## TASK DETAILS
Copy every line from the material below that holds "Ammatillinen".

**** AVAILABLE RECORDS ****

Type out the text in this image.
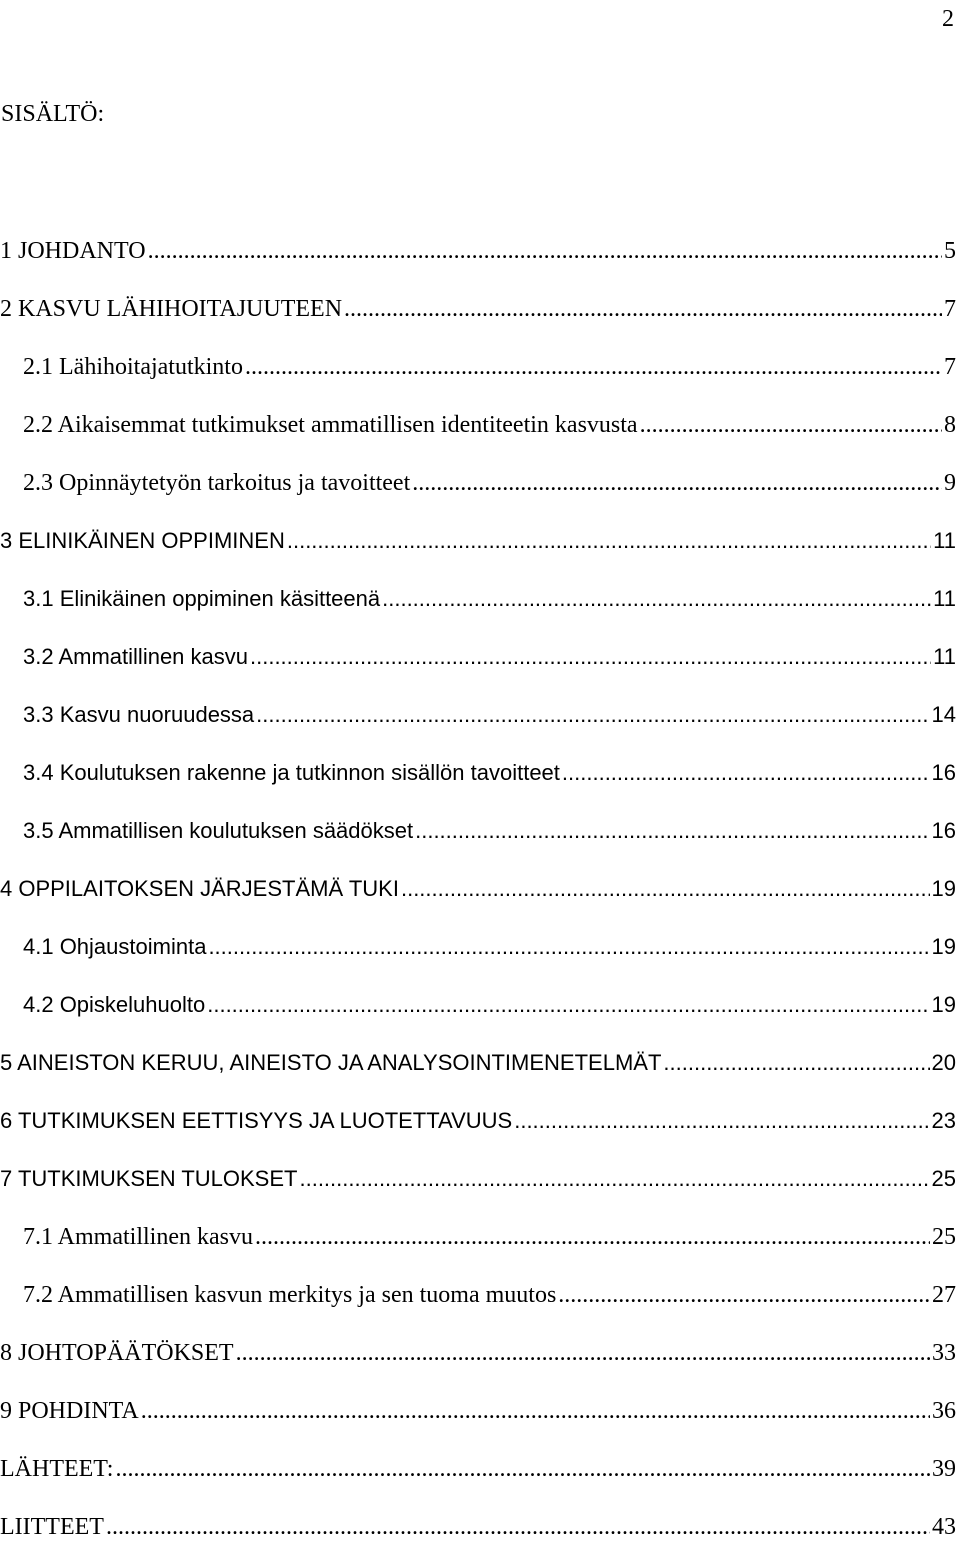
2
SISÄLTÖ:
1 JOHDANTO .....	5
2 KASVU LÄHIHOITAJUUTEEN .....	7
2.1 Lähihoitajatutkinto .....	7
2.2 Aikaisemmat tutkimukset ammatillisen identiteetin kasvusta .....	8
2.3 Opinnäytetyön tarkoitus ja tavoitteet .....	9
3 ELINIKÄINEN OPPIMINEN .....	11
3.1 Elinikäinen oppiminen käsitteenä .....	11
3.2 Ammatillinen kasvu .....	11
3.3 Kasvu nuoruudessa .....	14
3.4 Koulutuksen rakenne ja tutkinnon sisällön tavoitteet .....	16
3.5 Ammatillisen koulutuksen säädökset .....	16
4 OPPILAITOKSEN JÄRJESTÄMÄ TUKI .....	19
4.1 Ohjaustoiminta .....	19
4.2 Opiskeluhuolto .....	19
5 AINEISTON KERUU, AINEISTO JA ANALYSOINTIMENETELMÄT .....	20
6 TUTKIMUKSEN EETTISYYS JA LUOTETTAVUUS .....	23
7 TUTKIMUKSEN TULOKSET .....	25
7.1 Ammatillinen kasvu .....	25
7.2 Ammatillisen kasvun merkitys ja sen tuoma muutos .....	27
8 JOHTOPÄÄTÖKSET .....	33
9 POHDINTA .....	36
LÄHTEET: .....	39
LIITTEET .....	43
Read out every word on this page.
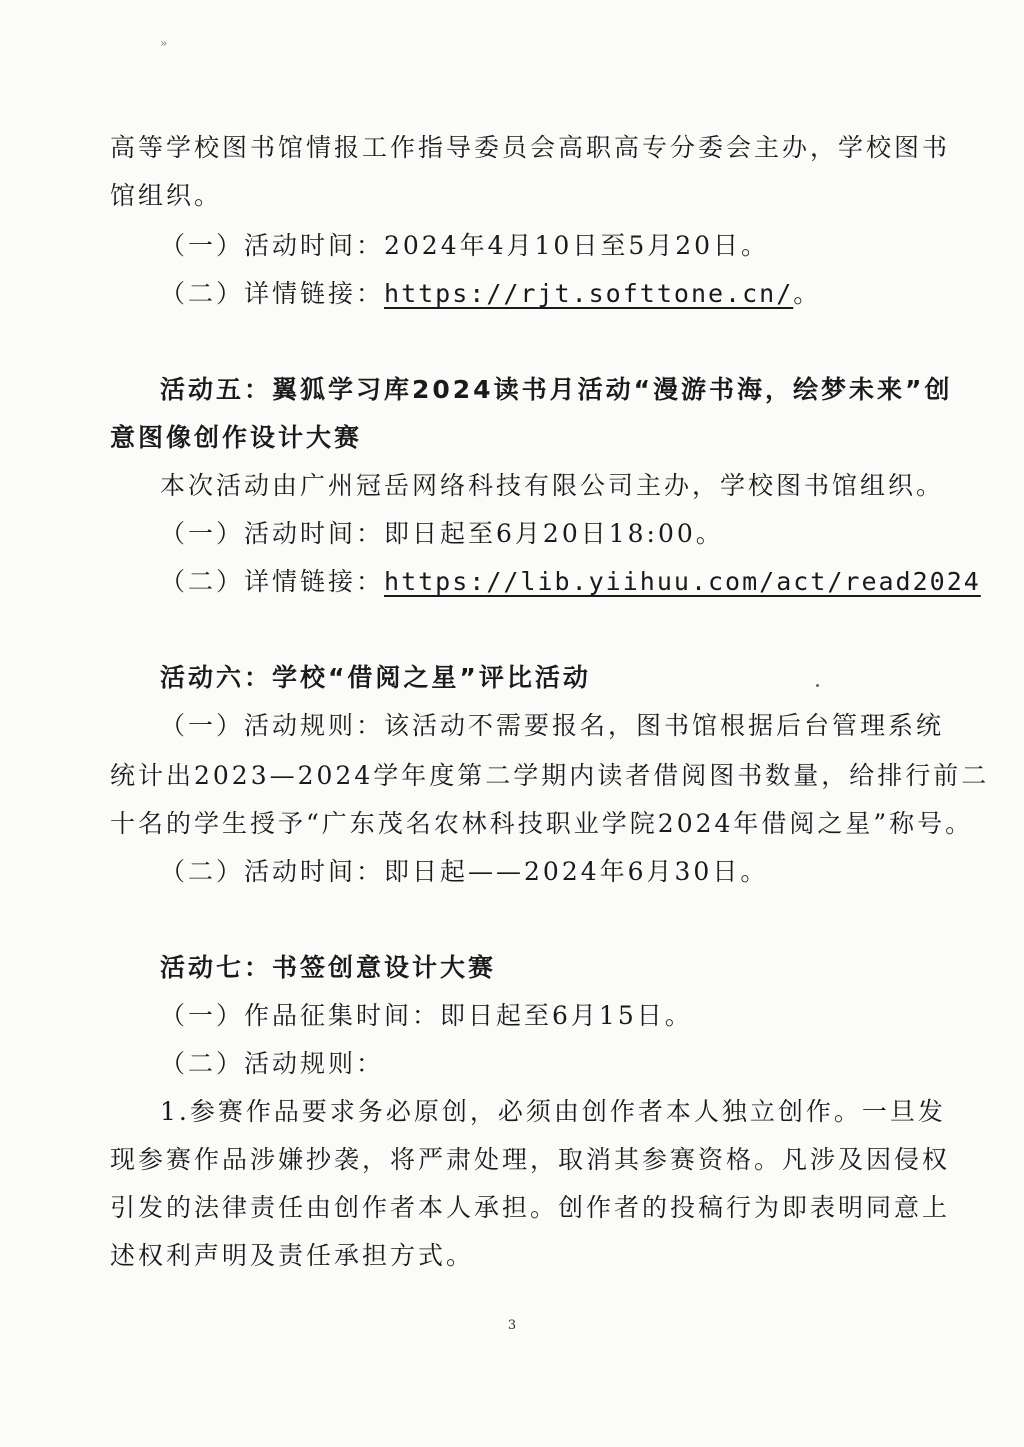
»
高等学校图书馆情报工作指导委员会高职高专分委会主办，学校图书
馆组织。
（一）活动时间：2024年4月10日至5月20日。
（二）详情链接：https://rjt.softtone.cn/。
活动五：翼狐学习库2024读书月活动“漫游书海，绘梦未来”创
意图像创作设计大赛
本次活动由广州冠岳网络科技有限公司主办，学校图书馆组织。
（一）活动时间：即日起至6月20日18:00。
（二）详情链接：https://lib.yiihuu.com/act/read2024
活动六：学校“借阅之星”评比活动
（一）活动规则：该活动不需要报名，图书馆根据后台管理系统
统计出2023—2024学年度第二学期内读者借阅图书数量，给排行前二
十名的学生授予“广东茂名农林科技职业学院2024年借阅之星”称号。
（二）活动时间：即日起——2024年6月30日。
活动七：书签创意设计大赛
（一）作品征集时间：即日起至6月15日。
（二）活动规则：
1.参赛作品要求务必原创，必须由创作者本人独立创作。一旦发
现参赛作品涉嫌抄袭，将严肃处理，取消其参赛资格。凡涉及因侵权
引发的法律责任由创作者本人承担。创作者的投稿行为即表明同意上
述权利声明及责任承担方式。
3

****

## RESULT FOR THIS TASK
3.2 Ammatillinen kasvu .....	11
7.1 Ammatillinen kasvu .....	25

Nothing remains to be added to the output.